_Given task_: Return the listing below in full, with every line exactly as it is.
━━━━━ Data listing
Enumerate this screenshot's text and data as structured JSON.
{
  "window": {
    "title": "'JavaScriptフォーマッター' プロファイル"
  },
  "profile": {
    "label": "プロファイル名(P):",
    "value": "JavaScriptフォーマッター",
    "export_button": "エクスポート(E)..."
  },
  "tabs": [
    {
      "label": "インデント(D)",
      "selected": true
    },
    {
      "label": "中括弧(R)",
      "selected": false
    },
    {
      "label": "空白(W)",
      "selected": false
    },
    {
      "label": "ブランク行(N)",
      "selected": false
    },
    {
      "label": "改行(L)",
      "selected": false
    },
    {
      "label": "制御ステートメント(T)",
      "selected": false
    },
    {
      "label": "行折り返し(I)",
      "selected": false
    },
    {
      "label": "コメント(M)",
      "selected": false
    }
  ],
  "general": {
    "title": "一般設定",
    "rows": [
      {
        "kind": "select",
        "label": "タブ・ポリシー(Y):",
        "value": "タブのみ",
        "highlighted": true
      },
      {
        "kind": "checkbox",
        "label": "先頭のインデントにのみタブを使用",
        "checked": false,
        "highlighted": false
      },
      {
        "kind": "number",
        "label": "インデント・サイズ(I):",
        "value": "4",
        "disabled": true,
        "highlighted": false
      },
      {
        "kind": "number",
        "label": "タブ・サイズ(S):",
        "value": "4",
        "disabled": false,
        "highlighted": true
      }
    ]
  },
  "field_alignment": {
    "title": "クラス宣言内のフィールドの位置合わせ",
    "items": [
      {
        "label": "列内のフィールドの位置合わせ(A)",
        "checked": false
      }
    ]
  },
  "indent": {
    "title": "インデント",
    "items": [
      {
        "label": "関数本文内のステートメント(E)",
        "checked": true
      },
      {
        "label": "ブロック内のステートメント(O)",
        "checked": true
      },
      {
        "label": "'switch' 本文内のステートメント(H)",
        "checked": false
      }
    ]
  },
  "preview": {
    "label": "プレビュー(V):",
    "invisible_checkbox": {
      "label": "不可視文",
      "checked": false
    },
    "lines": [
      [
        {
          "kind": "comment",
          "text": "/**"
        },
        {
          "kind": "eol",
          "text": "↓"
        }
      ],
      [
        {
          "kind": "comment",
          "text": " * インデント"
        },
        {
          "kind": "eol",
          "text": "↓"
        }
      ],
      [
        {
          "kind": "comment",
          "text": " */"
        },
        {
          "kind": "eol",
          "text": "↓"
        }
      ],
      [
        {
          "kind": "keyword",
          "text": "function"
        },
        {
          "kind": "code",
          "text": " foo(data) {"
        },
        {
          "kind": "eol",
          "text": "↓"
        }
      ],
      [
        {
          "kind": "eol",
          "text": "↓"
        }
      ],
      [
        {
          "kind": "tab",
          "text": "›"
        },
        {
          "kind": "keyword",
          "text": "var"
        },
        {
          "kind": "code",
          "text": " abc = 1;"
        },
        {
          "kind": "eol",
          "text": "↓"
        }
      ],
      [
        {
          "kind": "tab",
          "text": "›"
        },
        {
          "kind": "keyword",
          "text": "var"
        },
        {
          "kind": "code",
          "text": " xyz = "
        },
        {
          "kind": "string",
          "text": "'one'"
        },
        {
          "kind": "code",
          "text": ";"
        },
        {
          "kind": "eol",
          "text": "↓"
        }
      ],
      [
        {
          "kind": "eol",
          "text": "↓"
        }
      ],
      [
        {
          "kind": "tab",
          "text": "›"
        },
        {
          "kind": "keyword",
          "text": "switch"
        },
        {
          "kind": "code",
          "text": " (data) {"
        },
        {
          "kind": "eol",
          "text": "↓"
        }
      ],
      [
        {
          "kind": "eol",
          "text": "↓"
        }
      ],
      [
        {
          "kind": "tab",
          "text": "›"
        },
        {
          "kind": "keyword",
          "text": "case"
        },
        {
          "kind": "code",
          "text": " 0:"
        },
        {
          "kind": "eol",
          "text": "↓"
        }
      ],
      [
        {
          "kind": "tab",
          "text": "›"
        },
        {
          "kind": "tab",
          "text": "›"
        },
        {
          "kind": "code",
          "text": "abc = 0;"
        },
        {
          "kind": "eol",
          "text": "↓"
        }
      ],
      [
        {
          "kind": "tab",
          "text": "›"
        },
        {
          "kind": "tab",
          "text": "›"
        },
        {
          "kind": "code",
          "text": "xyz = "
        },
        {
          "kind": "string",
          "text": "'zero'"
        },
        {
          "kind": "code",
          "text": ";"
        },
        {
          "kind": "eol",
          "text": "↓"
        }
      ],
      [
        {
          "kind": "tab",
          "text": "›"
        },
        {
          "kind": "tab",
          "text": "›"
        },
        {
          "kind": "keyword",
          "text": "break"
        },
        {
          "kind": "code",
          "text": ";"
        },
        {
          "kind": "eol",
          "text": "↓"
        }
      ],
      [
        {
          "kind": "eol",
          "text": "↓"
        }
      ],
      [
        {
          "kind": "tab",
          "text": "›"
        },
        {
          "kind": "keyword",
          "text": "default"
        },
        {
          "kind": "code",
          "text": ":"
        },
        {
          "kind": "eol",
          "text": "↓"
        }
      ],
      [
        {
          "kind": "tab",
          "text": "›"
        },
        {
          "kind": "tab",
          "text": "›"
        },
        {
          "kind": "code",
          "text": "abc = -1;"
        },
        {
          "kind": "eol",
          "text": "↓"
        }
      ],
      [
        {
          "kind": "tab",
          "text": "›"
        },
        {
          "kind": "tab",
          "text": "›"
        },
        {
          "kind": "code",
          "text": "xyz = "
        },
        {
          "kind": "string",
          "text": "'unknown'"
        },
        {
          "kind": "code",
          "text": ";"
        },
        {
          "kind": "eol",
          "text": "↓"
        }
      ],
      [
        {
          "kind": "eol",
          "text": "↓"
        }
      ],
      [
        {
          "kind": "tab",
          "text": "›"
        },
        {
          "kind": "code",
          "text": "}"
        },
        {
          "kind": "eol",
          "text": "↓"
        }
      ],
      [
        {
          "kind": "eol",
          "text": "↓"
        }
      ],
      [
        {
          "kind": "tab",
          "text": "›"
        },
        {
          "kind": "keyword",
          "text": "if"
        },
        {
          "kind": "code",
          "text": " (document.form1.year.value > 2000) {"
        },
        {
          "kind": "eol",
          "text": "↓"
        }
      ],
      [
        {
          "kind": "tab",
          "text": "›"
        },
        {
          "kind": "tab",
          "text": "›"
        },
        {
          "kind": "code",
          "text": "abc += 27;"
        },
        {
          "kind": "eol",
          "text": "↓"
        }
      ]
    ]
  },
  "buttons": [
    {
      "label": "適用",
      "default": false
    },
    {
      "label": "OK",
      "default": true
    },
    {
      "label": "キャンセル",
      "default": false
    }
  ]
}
━━━━━━━━━━
_Task result_:
Enumerate this screenshot's text and data as structured JSON.
{
  "window": {
    "title": "'JavaScriptフォーマッター' プロファイル"
  },
  "profile": {
    "label": "プロファイル名(P):",
    "value": "JavaScriptフォーマッター",
    "export_button": "エクスポート(E)..."
  },
  "tabs": [
    {
      "label": "インデント(D)",
      "selected": true
    },
    {
      "label": "中括弧(R)",
      "selected": false
    },
    {
      "label": "空白(W)",
      "selected": false
    },
    {
      "label": "ブランク行(N)",
      "selected": false
    },
    {
      "label": "改行(L)",
      "selected": false
    },
    {
      "label": "制御ステートメント(T)",
      "selected": false
    },
    {
      "label": "行折り返し(I)",
      "selected": false
    },
    {
      "label": "コメント(M)",
      "selected": false
    }
  ],
  "general": {
    "title": "一般設定",
    "rows": [
      {
        "kind": "select",
        "label": "タブ・ポリシー(Y):",
        "value": "タブのみ",
        "highlighted": true
      },
      {
        "kind": "checkbox",
        "label": "先頭のインデントにのみタブを使用",
        "checked": false,
        "highlighted": false
      },
      {
        "kind": "number",
        "label": "インデント・サイズ(I):",
        "value": "4",
        "disabled": true,
        "highlighted": false
      },
      {
        "kind": "number",
        "label": "タブ・サイズ(S):",
        "value": "4",
        "disabled": false,
        "highlighted": true
      }
    ]
  },
  "field_alignment": {
    "title": "クラス宣言内のフィールドの位置合わせ",
    "items": [
      {
        "label": "列内のフィールドの位置合わせ(A)",
        "checked": false
      }
    ]
  },
  "indent": {
    "title": "インデント",
    "items": [
      {
        "label": "関数本文内のステートメント(E)",
        "checked": true
      },
      {
        "label": "ブロック内のステートメント(O)",
        "checked": true
      },
      {
        "label": "'switch' 本文内のステートメント(H)",
        "checked": false
      }
    ]
  },
  "preview": {
    "label": "プレビュー(V):",
    "invisible_checkbox": {
      "label": "不可視文",
      "checked": false
    },
    "lines": [
      [
        {
          "kind": "comment",
          "text": "/**"
        },
        {
          "kind": "eol",
          "text": "↓"
        }
      ],
      [
        {
          "kind": "comment",
          "text": " * インデント"
        },
        {
          "kind": "eol",
          "text": "↓"
        }
      ],
      [
        {
          "kind": "comment",
          "text": " */"
        },
        {
          "kind": "eol",
          "text": "↓"
        }
      ],
      [
        {
          "kind": "keyword",
          "text": "function"
        },
        {
          "kind": "code",
          "text": " foo(data) {"
        },
        {
          "kind": "eol",
          "text": "↓"
        }
      ],
      [
        {
          "kind": "eol",
          "text": "↓"
        }
      ],
      [
        {
          "kind": "tab",
          "text": "›"
        },
        {
          "kind": "keyword",
          "text": "var"
        },
        {
          "kind": "code",
          "text": " abc = 1;"
        },
        {
          "kind": "eol",
          "text": "↓"
        }
      ],
      [
        {
          "kind": "tab",
          "text": "›"
        },
        {
          "kind": "keyword",
          "text": "var"
        },
        {
          "kind": "code",
          "text": " xyz = "
        },
        {
          "kind": "string",
          "text": "'one'"
        },
        {
          "kind": "code",
          "text": ";"
        },
        {
          "kind": "eol",
          "text": "↓"
        }
      ],
      [
        {
          "kind": "eol",
          "text": "↓"
        }
      ],
      [
        {
          "kind": "tab",
          "text": "›"
        },
        {
          "kind": "keyword",
          "text": "switch"
        },
        {
          "kind": "code",
          "text": " (data) {"
        },
        {
          "kind": "eol",
          "text": "↓"
        }
      ],
      [
        {
          "kind": "eol",
          "text": "↓"
        }
      ],
      [
        {
          "kind": "tab",
          "text": "›"
        },
        {
          "kind": "keyword",
          "text": "case"
        },
        {
          "kind": "code",
          "text": " 0:"
        },
        {
          "kind": "eol",
          "text": "↓"
        }
      ],
      [
        {
          "kind": "tab",
          "text": "›"
        },
        {
          "kind": "tab",
          "text": "›"
        },
        {
          "kind": "code",
          "text": "abc = 0;"
        },
        {
          "kind": "eol",
          "text": "↓"
        }
      ],
      [
        {
          "kind": "tab",
          "text": "›"
        },
        {
          "kind": "tab",
          "text": "›"
        },
        {
          "kind": "code",
          "text": "xyz = "
        },
        {
          "kind": "string",
          "text": "'zero'"
        },
        {
          "kind": "code",
          "text": ";"
        },
        {
          "kind": "eol",
          "text": "↓"
        }
      ],
      [
        {
          "kind": "tab",
          "text": "›"
        },
        {
          "kind": "tab",
          "text": "›"
        },
        {
          "kind": "keyword",
          "text": "break"
        },
        {
          "kind": "code",
          "text": ";"
        },
        {
          "kind": "eol",
          "text": "↓"
        }
      ],
      [
        {
          "kind": "eol",
          "text": "↓"
        }
      ],
      [
        {
          "kind": "tab",
          "text": "›"
        },
        {
          "kind": "keyword",
          "text": "default"
        },
        {
          "kind": "code",
          "text": ":"
        },
        {
          "kind": "eol",
          "text": "↓"
        }
      ],
      [
        {
          "kind": "tab",
          "text": "›"
        },
        {
          "kind": "tab",
          "text": "›"
        },
        {
          "kind": "code",
          "text": "abc = -1;"
        },
        {
          "kind": "eol",
          "text": "↓"
        }
      ],
      [
        {
          "kind": "tab",
          "text": "›"
        },
        {
          "kind": "tab",
          "text": "›"
        },
        {
          "kind": "code",
          "text": "xyz = "
        },
        {
          "kind": "string",
          "text": "'unknown'"
        },
        {
          "kind": "code",
          "text": ";"
        },
        {
          "kind": "eol",
          "text": "↓"
        }
      ],
      [
        {
          "kind": "eol",
          "text": "↓"
        }
      ],
      [
        {
          "kind": "tab",
          "text": "›"
        },
        {
          "kind": "code",
          "text": "}"
        },
        {
          "kind": "eol",
          "text": "↓"
        }
      ],
      [
        {
          "kind": "eol",
          "text": "↓"
        }
      ],
      [
        {
          "kind": "tab",
          "text": "›"
        },
        {
          "kind": "keyword",
          "text": "if"
        },
        {
          "kind": "code",
          "text": " (document.form1.year.value > 2000) {"
        },
        {
          "kind": "eol",
          "text": "↓"
        }
      ],
      [
        {
          "kind": "tab",
          "text": "›"
        },
        {
          "kind": "tab",
          "text": "›"
        },
        {
          "kind": "code",
          "text": "abc += 27;"
        },
        {
          "kind": "eol",
          "text": "↓"
        }
      ]
    ]
  },
  "buttons": [
    {
      "label": "適用",
      "default": false
    },
    {
      "label": "OK",
      "default": true
    },
    {
      "label": "キャンセル",
      "default": false
    }
  ]
}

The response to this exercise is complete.